**WHAT TO PRODUCE**
Beneath this task is a listing. State how many of its lines include the string "Template", giving nothing but the number.

-- start PROVIDED MATERIAL --

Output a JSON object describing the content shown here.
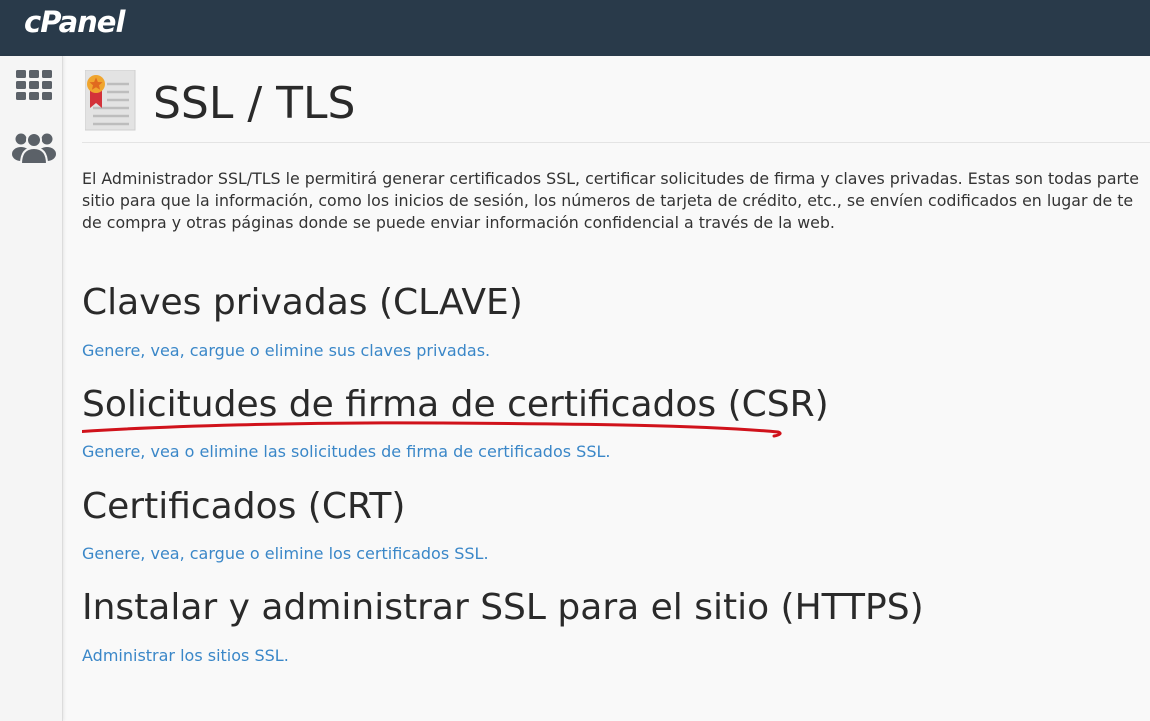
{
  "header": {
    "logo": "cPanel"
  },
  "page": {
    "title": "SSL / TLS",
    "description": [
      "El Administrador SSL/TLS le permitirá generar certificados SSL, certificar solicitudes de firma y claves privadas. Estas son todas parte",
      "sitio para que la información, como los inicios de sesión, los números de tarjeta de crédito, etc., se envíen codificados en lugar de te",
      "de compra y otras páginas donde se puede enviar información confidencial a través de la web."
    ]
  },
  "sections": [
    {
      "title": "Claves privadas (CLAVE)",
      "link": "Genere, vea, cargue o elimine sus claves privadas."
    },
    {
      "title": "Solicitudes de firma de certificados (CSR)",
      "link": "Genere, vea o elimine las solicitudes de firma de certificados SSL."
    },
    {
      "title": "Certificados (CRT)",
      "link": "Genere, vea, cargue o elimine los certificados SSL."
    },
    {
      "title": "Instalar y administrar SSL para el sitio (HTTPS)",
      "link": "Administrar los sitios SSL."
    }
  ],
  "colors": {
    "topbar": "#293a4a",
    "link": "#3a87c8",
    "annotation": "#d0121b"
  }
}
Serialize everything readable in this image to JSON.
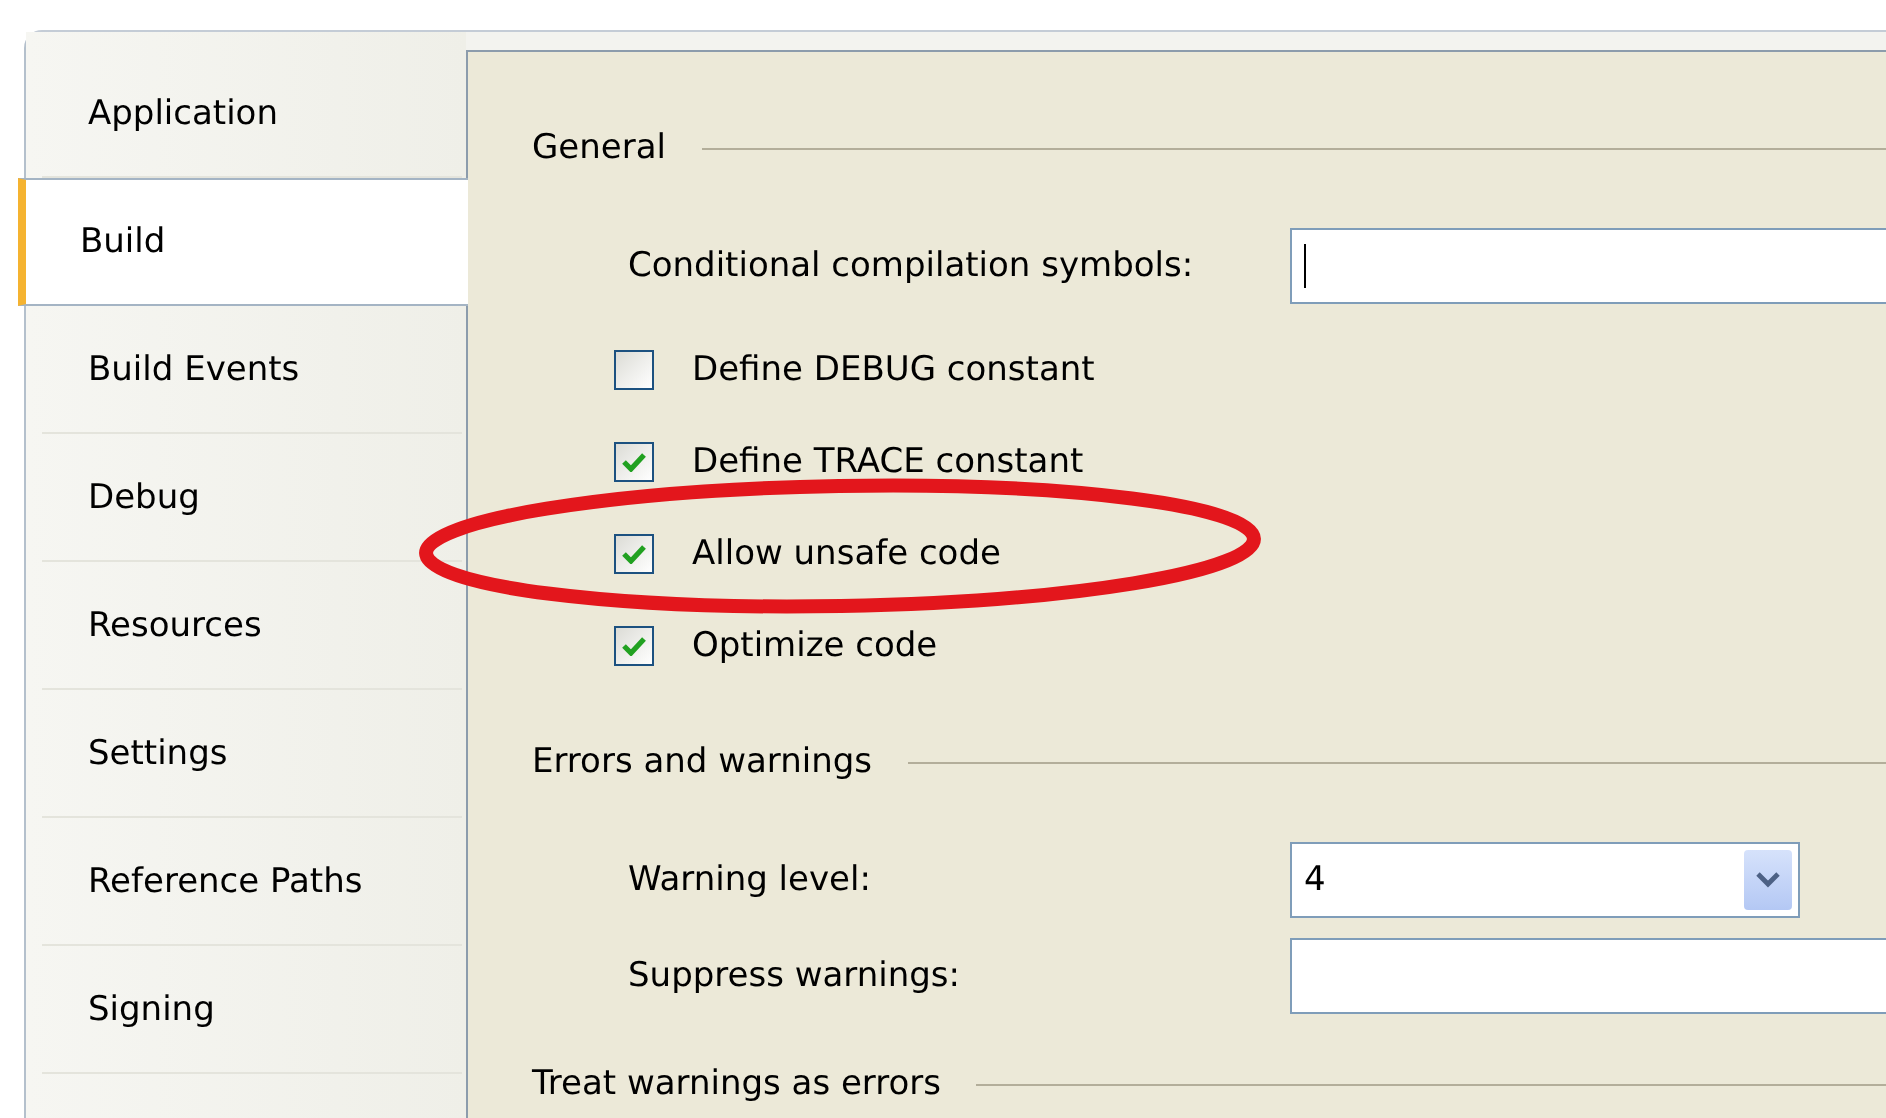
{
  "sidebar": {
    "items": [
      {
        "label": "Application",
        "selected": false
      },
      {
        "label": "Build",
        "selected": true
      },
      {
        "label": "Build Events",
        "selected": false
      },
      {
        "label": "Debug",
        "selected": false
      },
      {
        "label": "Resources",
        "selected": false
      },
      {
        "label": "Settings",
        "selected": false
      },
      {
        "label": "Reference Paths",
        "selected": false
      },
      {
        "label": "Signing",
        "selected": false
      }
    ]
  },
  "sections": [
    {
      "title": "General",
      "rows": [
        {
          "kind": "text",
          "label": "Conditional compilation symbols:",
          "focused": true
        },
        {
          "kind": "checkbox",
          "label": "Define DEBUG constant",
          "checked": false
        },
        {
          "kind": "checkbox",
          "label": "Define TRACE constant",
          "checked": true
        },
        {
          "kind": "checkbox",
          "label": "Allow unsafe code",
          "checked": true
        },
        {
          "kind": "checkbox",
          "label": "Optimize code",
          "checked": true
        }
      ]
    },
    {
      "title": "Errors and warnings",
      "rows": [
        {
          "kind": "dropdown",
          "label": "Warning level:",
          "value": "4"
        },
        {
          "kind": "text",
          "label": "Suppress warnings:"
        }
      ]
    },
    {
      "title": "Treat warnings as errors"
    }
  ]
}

-- end PROVIDED MATERIAL --
-- start PROVIDED MATERIAL --

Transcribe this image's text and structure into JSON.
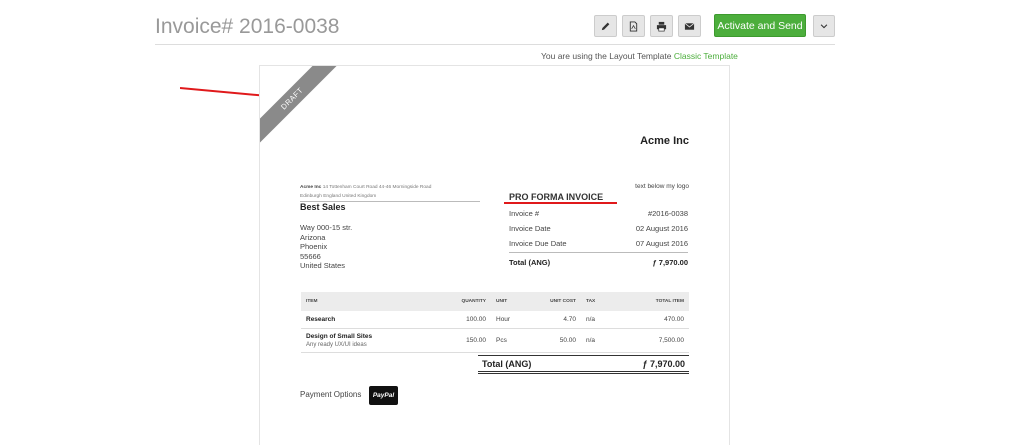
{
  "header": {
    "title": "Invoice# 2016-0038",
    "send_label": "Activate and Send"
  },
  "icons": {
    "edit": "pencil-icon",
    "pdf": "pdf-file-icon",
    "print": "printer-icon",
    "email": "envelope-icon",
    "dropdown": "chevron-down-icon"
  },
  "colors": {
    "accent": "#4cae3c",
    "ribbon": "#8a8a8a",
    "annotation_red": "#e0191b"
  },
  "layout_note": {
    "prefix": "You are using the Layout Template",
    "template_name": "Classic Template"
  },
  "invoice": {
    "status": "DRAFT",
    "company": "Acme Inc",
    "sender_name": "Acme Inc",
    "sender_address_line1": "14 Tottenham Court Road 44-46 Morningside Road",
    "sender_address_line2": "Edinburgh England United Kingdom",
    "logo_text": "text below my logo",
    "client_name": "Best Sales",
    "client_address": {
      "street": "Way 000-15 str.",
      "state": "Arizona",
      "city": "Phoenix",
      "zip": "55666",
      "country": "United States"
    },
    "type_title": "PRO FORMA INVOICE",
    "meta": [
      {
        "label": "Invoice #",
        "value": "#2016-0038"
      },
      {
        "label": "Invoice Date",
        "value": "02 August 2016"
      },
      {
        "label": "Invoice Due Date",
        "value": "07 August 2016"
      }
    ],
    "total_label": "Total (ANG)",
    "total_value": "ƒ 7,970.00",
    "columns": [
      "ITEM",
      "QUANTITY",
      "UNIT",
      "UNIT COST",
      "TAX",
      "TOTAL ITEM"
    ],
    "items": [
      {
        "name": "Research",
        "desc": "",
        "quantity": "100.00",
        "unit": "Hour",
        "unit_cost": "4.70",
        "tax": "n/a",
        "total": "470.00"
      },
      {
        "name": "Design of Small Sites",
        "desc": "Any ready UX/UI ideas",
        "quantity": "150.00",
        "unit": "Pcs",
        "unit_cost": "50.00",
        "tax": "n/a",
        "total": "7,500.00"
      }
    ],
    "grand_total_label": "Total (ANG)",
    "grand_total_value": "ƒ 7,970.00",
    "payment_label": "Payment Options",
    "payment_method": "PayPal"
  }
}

-- end PROVIDED MATERIAL --
-- start PROVIDED MATERIAL --

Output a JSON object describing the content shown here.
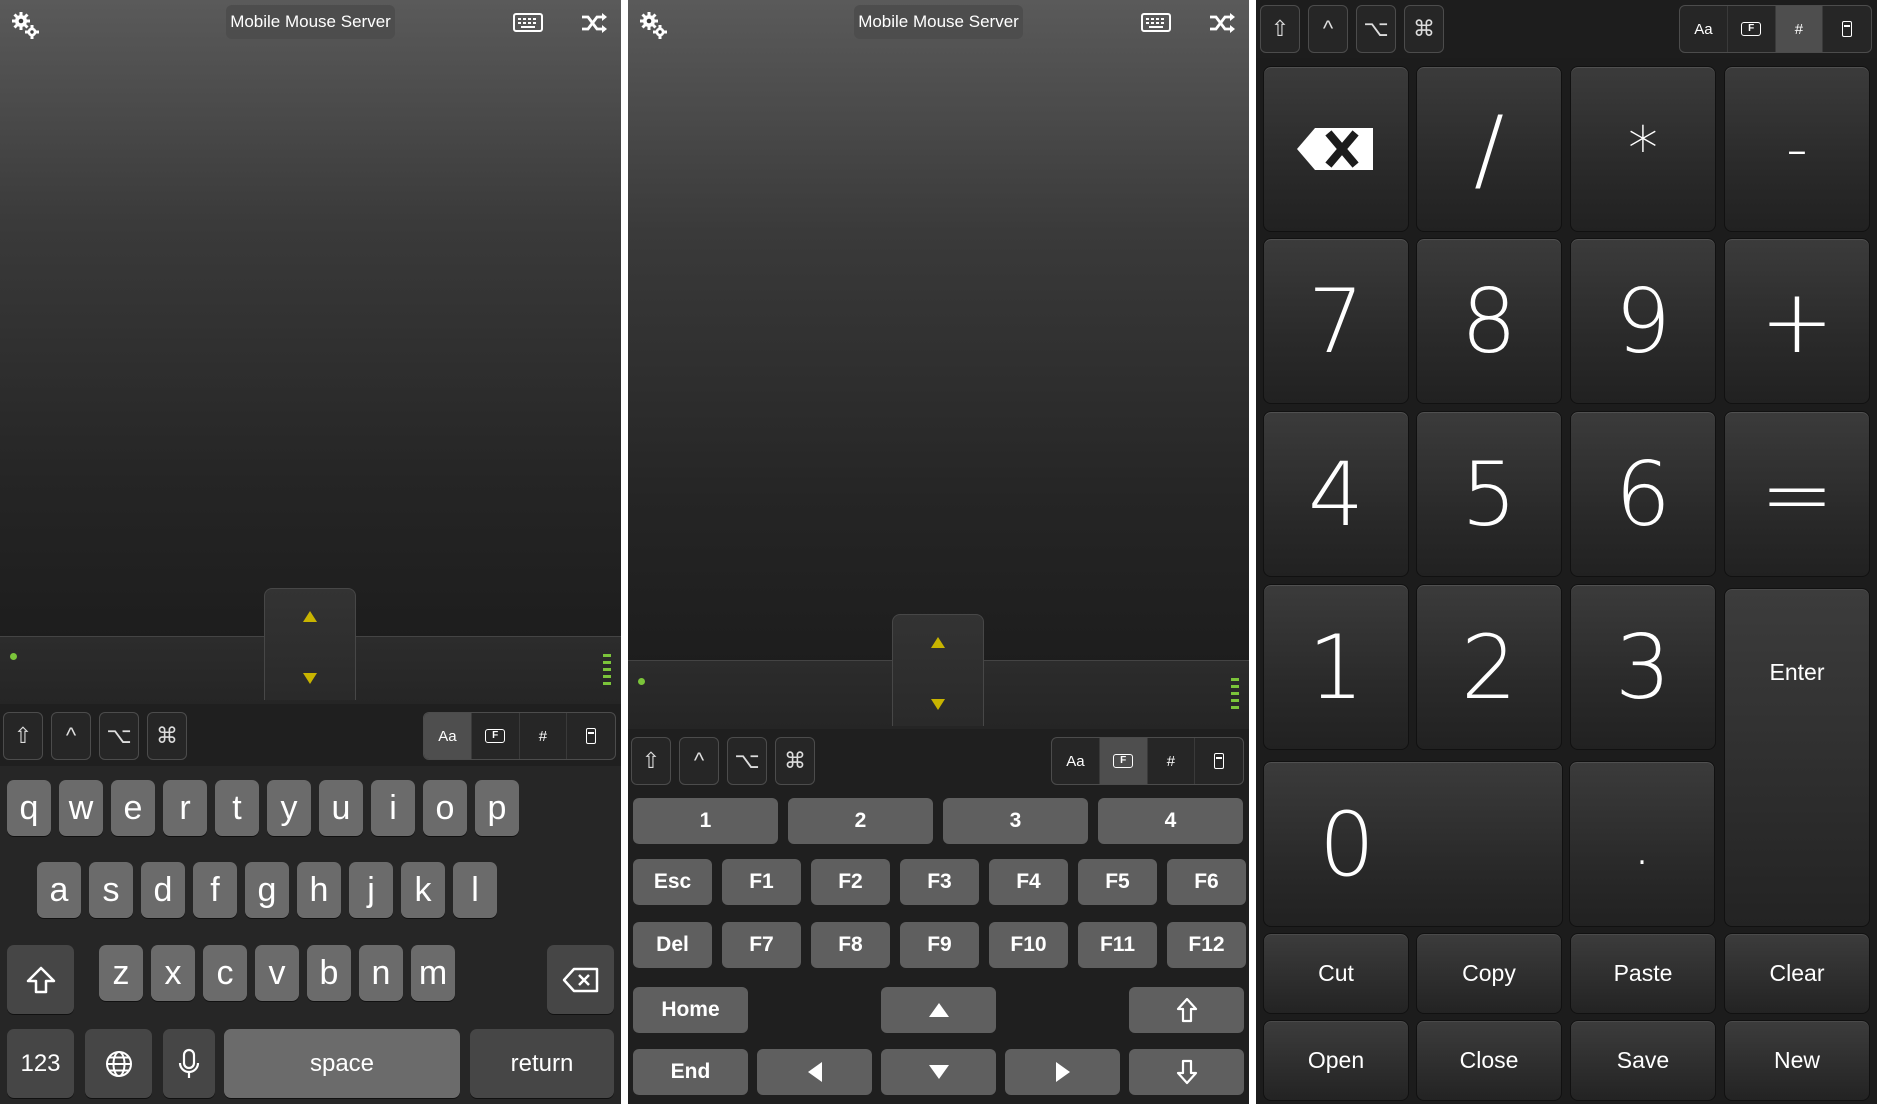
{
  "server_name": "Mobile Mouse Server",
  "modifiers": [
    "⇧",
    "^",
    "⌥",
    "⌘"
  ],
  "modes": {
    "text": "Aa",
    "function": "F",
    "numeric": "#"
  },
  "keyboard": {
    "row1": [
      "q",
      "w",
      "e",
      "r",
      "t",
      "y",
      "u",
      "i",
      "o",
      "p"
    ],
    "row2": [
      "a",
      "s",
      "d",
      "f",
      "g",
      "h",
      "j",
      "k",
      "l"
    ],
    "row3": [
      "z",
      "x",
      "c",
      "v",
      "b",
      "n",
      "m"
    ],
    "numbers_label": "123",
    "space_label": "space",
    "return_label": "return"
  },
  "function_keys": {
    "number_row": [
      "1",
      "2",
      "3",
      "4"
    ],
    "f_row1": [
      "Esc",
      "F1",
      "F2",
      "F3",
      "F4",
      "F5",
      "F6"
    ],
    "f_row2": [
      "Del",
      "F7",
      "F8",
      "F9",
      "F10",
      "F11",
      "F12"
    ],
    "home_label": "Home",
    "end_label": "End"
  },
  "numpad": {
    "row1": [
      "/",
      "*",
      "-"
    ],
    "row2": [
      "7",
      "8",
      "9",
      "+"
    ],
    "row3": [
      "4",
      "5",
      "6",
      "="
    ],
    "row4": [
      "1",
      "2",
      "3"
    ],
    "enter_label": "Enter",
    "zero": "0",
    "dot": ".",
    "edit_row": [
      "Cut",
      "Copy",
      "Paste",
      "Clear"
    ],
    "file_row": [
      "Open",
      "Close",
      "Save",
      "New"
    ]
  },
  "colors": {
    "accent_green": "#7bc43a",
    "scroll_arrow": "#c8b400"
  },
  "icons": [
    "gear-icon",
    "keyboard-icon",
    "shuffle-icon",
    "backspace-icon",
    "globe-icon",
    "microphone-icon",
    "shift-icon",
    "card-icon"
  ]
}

-- end PROVIDED MATERIAL --

**OUTPUT OF THE TASK**
2